--- Begin ---
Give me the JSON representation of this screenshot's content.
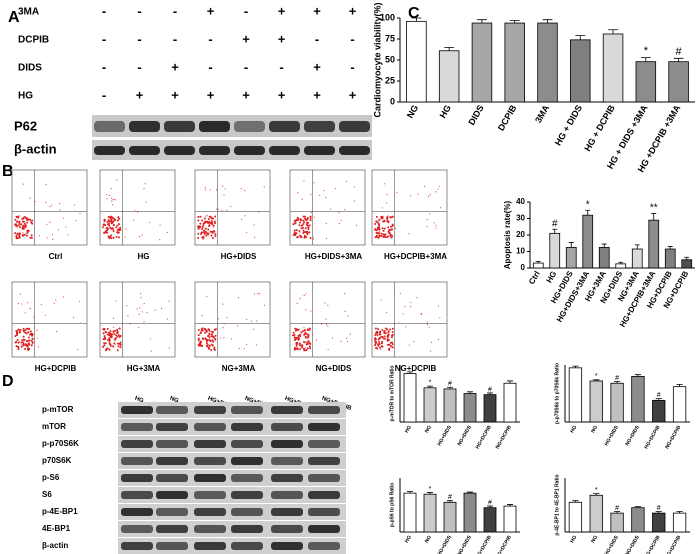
{
  "panels": {
    "a": "A",
    "b": "B",
    "c": "C",
    "d": "D"
  },
  "panel_a": {
    "rows": [
      {
        "label": "3MA",
        "signs": [
          "-",
          "-",
          "-",
          "+",
          "-",
          "+",
          "+",
          "+"
        ]
      },
      {
        "label": "DCPIB",
        "signs": [
          "-",
          "-",
          "-",
          "-",
          "+",
          "+",
          "-",
          "-"
        ]
      },
      {
        "label": "DIDS",
        "signs": [
          "-",
          "-",
          "+",
          "-",
          "-",
          "-",
          "+",
          "-"
        ]
      },
      {
        "label": "HG",
        "signs": [
          "-",
          "+",
          "+",
          "+",
          "+",
          "+",
          "+",
          "+"
        ]
      }
    ],
    "blots": [
      "P62",
      "β-actin"
    ]
  },
  "panel_b": {
    "plots": [
      "Ctrl",
      "HG",
      "HG+DIDS",
      "HG+DIDS+3MA",
      "HG+DCPIB+3MA",
      "HG+DCPIB",
      "HG+3MA",
      "NG+3MA",
      "NG+DIDS",
      "NG+DCPIB"
    ]
  },
  "panel_d": {
    "columns": [
      "HG",
      "NG",
      "HG+DIDS",
      "NG+DIDS",
      "HG+DCPIB",
      "NG+DCPIB"
    ],
    "blots": [
      "p-mTOR",
      "mTOR",
      "p-p70S6K",
      "p70S6K",
      "p-S6",
      "S6",
      "p-4E-BP1",
      "4E-BP1",
      "β-actin"
    ]
  },
  "chart_data": [
    {
      "type": "bar",
      "y_label": "Cardiomyocyte viability(%)",
      "categories": [
        "NG",
        "HG",
        "DIDS",
        "DCPIB",
        "3MA",
        "HG + DIDS",
        "HG + DCPIB",
        "HG + DIDS +3MA",
        "HG +DCPIB +3MA"
      ],
      "values": [
        96,
        61,
        94,
        94,
        94,
        74,
        81,
        48,
        48
      ],
      "errors": [
        4,
        4,
        4,
        3,
        4,
        5,
        5,
        5,
        4
      ],
      "colors": [
        "#ffffff",
        "#d9d9d9",
        "#a6a6a6",
        "#a6a6a6",
        "#8c8c8c",
        "#7f7f7f",
        "#d9d9d9",
        "#8c8c8c",
        "#8c8c8c"
      ],
      "annotations": [
        {
          "index": 7,
          "text": "*"
        },
        {
          "index": 8,
          "text": "#"
        }
      ],
      "ylim": [
        0,
        100
      ],
      "yticks": [
        0,
        25,
        50,
        75,
        100
      ]
    },
    {
      "type": "bar",
      "y_label": "Apoptosis rate(%)",
      "categories": [
        "Ctrl",
        "HG",
        "HG+DIDS",
        "HG+DIDS+3MA",
        "HG+3MA",
        "NG+DIDS",
        "NG+3MA",
        "HG+DCPIB+3MA",
        "HG+DCPIB",
        "NG+DCPIB"
      ],
      "values": [
        3,
        21,
        12.5,
        32,
        12.5,
        2.5,
        11.5,
        29,
        11.5,
        5
      ],
      "errors": [
        1,
        2.5,
        3,
        3,
        2,
        1,
        2.5,
        4,
        1.5,
        1.5
      ],
      "colors": [
        "#ffffff",
        "#d9d9d9",
        "#a6a6a6",
        "#8c8c8c",
        "#7f7f7f",
        "#ffffff",
        "#d9d9d9",
        "#8c8c8c",
        "#7f7f7f",
        "#4d4d4d"
      ],
      "annotations": [
        {
          "index": 1,
          "text": "#"
        },
        {
          "index": 3,
          "text": "*"
        },
        {
          "index": 7,
          "text": "**"
        }
      ],
      "ylim": [
        0,
        40
      ],
      "yticks": [
        0,
        10,
        20,
        30,
        40
      ]
    },
    {
      "type": "bar",
      "y_label": "p-mTOR to mTOR Ratio",
      "categories": [
        "HG",
        "NG",
        "HG+DIDS",
        "NG+DIDS",
        "HG+DCPIB",
        "NG+DCPIB"
      ],
      "values": [
        0.85,
        0.6,
        0.58,
        0.5,
        0.48,
        0.68
      ],
      "errors": [
        0.03,
        0.03,
        0.03,
        0.03,
        0.03,
        0.04
      ],
      "colors": [
        "#ffffff",
        "#cccccc",
        "#bfbfbf",
        "#8c8c8c",
        "#404040",
        "#ffffff"
      ],
      "annotations": [
        {
          "index": 1,
          "text": "*"
        },
        {
          "index": 2,
          "text": "#"
        },
        {
          "index": 4,
          "text": "#"
        }
      ],
      "ylim": [
        0,
        1
      ]
    },
    {
      "type": "bar",
      "y_label": "p-p70S6k to p70S6k Ratio",
      "categories": [
        "HG",
        "NG",
        "HG+DIDS",
        "NG+DIDS",
        "HG+DCPIB",
        "NG+DCPIB"
      ],
      "values": [
        0.95,
        0.72,
        0.68,
        0.8,
        0.38,
        0.62
      ],
      "errors": [
        0.03,
        0.02,
        0.03,
        0.03,
        0.03,
        0.04
      ],
      "colors": [
        "#ffffff",
        "#cccccc",
        "#bfbfbf",
        "#8c8c8c",
        "#404040",
        "#ffffff"
      ],
      "annotations": [
        {
          "index": 1,
          "text": "*"
        },
        {
          "index": 2,
          "text": "#"
        },
        {
          "index": 4,
          "text": "#"
        }
      ],
      "ylim": [
        0,
        1
      ]
    },
    {
      "type": "bar",
      "y_label": "p-pS6 to pS6 Ratio",
      "categories": [
        "HG",
        "NG",
        "HG+DIDS",
        "NG+DIDS",
        "HG+DCPIB",
        "NG+DCPIB"
      ],
      "values": [
        0.72,
        0.7,
        0.55,
        0.72,
        0.45,
        0.48
      ],
      "errors": [
        0.03,
        0.03,
        0.03,
        0.02,
        0.03,
        0.03
      ],
      "colors": [
        "#ffffff",
        "#cccccc",
        "#bfbfbf",
        "#8c8c8c",
        "#404040",
        "#ffffff"
      ],
      "annotations": [
        {
          "index": 1,
          "text": "*"
        },
        {
          "index": 2,
          "text": "#"
        },
        {
          "index": 4,
          "text": "#"
        }
      ],
      "ylim": [
        0,
        1
      ]
    },
    {
      "type": "bar",
      "y_label": "p-4E-BP1 to 4E-BP1 Ratio",
      "categories": [
        "HG",
        "NG",
        "HG+DIDS",
        "NG+DIDS",
        "HG+DCPIB",
        "NG+DCPIB"
      ],
      "values": [
        0.55,
        0.68,
        0.35,
        0.45,
        0.35,
        0.35
      ],
      "errors": [
        0.03,
        0.03,
        0.03,
        0.02,
        0.03,
        0.03
      ],
      "colors": [
        "#ffffff",
        "#cccccc",
        "#bfbfbf",
        "#8c8c8c",
        "#404040",
        "#ffffff"
      ],
      "annotations": [
        {
          "index": 1,
          "text": "*"
        },
        {
          "index": 2,
          "text": "#"
        },
        {
          "index": 4,
          "text": "#"
        }
      ],
      "ylim": [
        0,
        1
      ]
    }
  ]
}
--- End ---
→ **Goal**:
Find how many lines in the listing contain the word "Ratio" and give that count alone.

→ **Complete answer**:
4